(Data excerpts)

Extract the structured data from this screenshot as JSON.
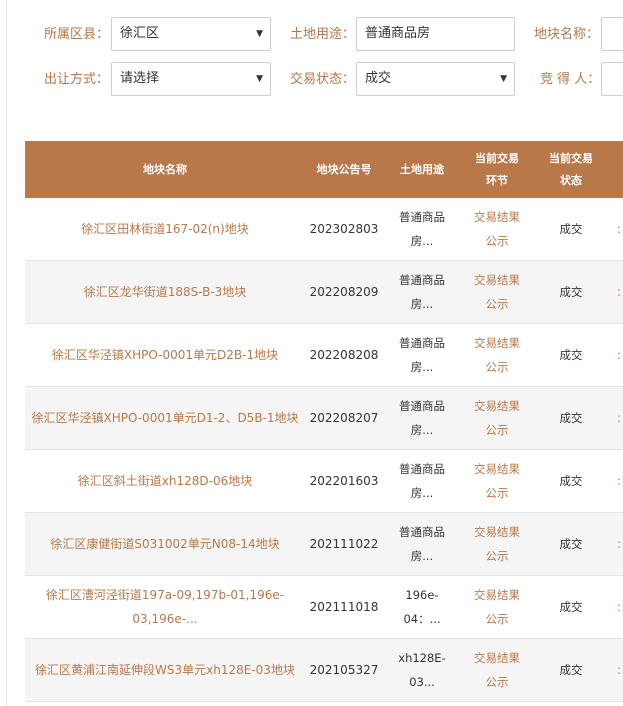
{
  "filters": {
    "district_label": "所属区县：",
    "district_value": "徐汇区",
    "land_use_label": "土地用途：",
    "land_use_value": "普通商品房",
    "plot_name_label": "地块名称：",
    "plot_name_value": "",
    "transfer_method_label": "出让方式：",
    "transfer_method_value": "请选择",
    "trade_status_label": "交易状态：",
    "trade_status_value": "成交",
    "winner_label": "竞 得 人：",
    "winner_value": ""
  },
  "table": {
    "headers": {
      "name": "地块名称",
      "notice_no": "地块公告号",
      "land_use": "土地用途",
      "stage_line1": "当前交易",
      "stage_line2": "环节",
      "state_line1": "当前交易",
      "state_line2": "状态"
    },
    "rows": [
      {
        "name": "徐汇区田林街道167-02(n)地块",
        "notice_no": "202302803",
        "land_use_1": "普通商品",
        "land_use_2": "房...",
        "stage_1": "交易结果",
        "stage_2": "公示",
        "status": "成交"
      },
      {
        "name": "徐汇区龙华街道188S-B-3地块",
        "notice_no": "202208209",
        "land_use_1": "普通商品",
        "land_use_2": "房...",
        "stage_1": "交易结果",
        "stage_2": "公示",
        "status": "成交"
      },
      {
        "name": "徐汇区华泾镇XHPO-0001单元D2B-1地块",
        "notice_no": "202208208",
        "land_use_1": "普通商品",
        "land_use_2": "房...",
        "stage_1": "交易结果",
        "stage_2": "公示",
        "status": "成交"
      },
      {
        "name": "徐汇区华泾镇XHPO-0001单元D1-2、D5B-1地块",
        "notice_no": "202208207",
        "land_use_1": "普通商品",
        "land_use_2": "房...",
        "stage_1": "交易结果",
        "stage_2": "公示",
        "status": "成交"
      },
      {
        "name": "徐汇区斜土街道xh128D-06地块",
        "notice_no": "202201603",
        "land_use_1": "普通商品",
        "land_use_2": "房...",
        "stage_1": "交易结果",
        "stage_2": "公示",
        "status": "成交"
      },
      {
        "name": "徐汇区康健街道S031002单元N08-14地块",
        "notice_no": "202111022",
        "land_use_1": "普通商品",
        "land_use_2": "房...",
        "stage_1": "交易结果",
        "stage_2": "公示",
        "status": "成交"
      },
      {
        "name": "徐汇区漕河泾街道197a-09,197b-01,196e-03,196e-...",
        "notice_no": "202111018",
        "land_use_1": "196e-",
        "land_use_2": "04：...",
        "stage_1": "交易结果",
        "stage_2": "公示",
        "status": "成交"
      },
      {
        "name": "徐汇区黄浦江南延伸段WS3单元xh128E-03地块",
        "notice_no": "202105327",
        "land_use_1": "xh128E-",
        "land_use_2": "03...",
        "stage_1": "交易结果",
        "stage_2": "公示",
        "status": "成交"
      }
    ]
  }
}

---

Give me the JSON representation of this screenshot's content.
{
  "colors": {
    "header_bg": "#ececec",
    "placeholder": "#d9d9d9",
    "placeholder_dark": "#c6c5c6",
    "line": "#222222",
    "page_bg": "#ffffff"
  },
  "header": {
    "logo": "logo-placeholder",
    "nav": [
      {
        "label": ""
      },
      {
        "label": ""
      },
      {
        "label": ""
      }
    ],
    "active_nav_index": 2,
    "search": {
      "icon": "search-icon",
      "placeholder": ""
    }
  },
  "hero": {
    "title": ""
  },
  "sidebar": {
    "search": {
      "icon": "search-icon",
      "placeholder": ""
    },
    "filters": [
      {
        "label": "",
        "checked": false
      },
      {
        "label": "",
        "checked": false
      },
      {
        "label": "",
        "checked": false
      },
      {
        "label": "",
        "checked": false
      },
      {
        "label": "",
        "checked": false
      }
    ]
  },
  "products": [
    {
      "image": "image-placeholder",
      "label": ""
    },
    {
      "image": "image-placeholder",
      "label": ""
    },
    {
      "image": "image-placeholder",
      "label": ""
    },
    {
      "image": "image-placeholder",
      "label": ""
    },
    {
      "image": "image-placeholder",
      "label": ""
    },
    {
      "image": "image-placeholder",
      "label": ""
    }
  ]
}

The problem: Show every line that contains the word "徐汇区华泾镇XHPO".

The answer:
        "name": "徐汇区华泾镇XHPO-0001单元D2B-1地块",
        "name": "徐汇区华泾镇XHPO-0001单元D1-2、D5B-1地块",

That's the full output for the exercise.